### [Task requirements]
In the listing that follows, count the lines holding the word "pilaf" and report only that number.

### [Data in this exercise]
◆ ◆ ◆ ◆
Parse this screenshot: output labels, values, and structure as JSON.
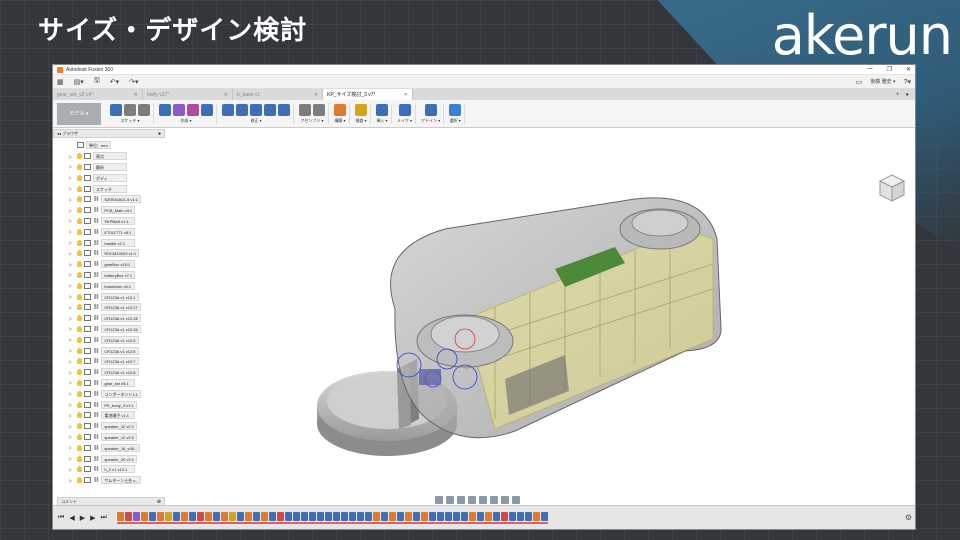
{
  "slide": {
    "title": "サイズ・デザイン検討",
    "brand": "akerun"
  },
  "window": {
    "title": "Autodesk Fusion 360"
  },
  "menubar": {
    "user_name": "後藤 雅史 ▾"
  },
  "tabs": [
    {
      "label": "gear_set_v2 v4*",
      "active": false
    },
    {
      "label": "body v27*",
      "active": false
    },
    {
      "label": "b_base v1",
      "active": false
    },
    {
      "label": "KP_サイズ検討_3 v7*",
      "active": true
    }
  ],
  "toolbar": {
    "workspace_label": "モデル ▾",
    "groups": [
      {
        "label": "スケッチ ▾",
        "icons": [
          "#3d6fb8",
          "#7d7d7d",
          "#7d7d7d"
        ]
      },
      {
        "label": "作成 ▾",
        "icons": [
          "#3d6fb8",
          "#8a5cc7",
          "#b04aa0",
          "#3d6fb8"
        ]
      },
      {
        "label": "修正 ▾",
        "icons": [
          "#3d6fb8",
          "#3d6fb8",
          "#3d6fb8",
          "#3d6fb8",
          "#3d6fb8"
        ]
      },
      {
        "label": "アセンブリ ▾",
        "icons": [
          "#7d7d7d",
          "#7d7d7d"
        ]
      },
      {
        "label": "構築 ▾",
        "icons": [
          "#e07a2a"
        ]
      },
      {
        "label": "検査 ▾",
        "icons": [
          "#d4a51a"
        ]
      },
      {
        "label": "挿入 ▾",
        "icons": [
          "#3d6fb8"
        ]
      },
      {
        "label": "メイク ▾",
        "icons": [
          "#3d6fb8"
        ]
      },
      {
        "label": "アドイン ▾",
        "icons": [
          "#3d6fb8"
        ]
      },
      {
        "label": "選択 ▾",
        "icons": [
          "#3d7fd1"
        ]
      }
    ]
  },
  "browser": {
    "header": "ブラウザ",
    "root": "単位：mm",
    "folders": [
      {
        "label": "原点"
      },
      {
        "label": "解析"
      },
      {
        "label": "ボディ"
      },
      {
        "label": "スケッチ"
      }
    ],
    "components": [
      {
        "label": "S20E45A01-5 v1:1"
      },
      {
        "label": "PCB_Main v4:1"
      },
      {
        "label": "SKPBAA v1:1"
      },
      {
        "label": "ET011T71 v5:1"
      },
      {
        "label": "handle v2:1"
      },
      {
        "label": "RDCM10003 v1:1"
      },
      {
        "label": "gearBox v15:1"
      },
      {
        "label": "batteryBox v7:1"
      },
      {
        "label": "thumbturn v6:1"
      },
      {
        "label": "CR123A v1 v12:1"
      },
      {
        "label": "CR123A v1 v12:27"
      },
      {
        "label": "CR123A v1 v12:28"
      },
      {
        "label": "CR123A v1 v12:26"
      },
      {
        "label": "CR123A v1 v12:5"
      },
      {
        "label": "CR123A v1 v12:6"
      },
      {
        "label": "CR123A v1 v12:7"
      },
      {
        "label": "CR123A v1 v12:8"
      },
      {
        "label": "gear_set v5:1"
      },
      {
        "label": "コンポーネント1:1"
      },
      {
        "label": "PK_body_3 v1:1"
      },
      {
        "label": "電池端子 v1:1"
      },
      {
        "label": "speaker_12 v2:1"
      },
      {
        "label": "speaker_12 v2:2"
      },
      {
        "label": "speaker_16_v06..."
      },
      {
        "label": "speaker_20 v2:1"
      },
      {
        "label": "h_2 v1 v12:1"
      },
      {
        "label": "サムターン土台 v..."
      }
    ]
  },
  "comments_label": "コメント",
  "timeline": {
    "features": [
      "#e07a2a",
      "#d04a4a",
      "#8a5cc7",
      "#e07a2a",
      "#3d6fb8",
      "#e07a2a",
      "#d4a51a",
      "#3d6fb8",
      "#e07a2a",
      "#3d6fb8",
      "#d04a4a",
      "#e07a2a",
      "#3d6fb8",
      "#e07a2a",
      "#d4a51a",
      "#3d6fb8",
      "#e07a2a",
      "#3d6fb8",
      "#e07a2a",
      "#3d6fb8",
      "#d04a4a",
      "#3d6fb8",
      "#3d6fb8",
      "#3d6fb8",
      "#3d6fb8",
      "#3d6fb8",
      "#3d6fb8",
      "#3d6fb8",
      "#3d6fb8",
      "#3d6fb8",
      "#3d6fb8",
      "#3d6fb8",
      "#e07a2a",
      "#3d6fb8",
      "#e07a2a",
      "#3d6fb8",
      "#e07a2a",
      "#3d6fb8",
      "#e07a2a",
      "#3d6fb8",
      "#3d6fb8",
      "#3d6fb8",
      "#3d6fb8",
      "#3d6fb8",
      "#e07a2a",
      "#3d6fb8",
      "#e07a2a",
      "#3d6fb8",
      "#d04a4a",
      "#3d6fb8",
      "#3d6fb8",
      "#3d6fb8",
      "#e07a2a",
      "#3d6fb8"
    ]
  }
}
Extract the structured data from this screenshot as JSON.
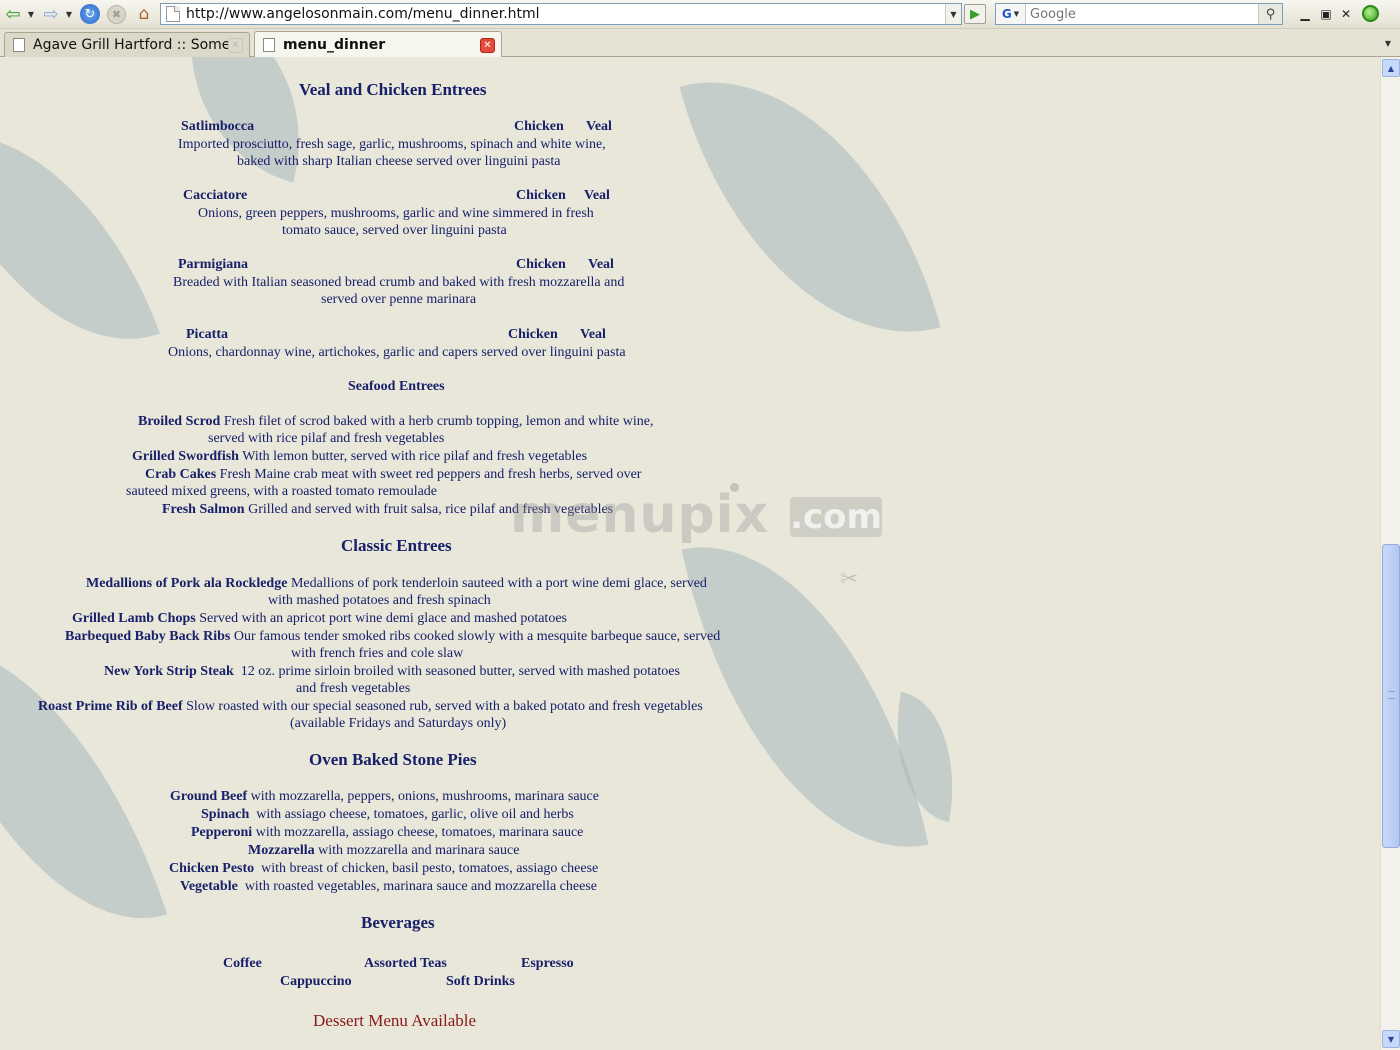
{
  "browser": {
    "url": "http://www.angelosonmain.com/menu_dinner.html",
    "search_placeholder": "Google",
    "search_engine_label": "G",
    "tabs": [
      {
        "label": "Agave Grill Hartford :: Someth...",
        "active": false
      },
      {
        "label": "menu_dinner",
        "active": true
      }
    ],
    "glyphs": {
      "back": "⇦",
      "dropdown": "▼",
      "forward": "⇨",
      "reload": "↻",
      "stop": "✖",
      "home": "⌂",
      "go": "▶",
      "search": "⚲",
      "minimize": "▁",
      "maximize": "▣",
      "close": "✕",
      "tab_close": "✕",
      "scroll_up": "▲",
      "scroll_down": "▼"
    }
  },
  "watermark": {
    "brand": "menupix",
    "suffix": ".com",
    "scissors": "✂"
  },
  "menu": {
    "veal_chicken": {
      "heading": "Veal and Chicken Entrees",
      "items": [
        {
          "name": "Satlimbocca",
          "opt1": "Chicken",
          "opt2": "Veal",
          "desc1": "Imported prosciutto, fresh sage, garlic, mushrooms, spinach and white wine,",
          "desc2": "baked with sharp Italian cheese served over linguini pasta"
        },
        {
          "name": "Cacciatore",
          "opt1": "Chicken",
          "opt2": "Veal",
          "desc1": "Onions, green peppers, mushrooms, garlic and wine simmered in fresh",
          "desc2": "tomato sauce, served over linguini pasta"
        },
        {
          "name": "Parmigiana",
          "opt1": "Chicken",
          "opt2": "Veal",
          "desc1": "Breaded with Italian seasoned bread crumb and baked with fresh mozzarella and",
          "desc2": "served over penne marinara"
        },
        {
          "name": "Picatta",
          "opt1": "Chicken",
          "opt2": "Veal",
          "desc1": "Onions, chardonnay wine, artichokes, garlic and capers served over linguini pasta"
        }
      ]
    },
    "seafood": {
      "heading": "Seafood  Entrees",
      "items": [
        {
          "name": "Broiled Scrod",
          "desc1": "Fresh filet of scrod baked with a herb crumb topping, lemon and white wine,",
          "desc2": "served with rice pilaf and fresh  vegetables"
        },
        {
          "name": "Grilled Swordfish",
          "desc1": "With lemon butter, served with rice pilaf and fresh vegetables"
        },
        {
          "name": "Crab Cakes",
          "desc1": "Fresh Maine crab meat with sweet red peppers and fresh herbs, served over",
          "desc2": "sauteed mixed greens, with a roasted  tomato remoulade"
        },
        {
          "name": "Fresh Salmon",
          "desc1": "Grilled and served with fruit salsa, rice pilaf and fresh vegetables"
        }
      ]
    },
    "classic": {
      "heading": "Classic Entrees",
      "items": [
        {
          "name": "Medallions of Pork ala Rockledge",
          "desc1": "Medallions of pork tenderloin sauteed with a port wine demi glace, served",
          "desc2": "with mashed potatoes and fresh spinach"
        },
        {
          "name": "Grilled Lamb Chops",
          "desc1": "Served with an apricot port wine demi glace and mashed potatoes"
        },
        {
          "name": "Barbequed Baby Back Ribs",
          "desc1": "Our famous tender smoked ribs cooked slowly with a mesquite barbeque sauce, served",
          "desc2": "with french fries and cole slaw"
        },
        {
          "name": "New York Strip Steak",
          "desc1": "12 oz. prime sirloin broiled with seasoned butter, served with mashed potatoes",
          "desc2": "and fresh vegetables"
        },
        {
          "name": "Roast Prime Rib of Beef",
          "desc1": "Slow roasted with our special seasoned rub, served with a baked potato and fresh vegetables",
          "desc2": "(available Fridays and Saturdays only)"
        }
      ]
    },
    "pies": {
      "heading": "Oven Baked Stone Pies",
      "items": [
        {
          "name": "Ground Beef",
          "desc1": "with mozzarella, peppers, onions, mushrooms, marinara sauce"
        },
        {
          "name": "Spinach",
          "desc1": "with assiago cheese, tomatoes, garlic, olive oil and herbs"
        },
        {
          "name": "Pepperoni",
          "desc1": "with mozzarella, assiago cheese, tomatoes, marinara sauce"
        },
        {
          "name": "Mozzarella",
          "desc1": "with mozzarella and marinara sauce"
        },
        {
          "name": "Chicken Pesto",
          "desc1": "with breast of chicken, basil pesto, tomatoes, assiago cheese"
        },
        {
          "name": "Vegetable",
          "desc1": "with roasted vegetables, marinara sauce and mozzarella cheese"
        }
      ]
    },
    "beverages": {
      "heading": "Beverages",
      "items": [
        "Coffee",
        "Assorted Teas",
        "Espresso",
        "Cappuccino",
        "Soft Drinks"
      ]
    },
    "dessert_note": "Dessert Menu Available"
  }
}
◆ ◆ ◆ ◆
### [Result for this exercise]
3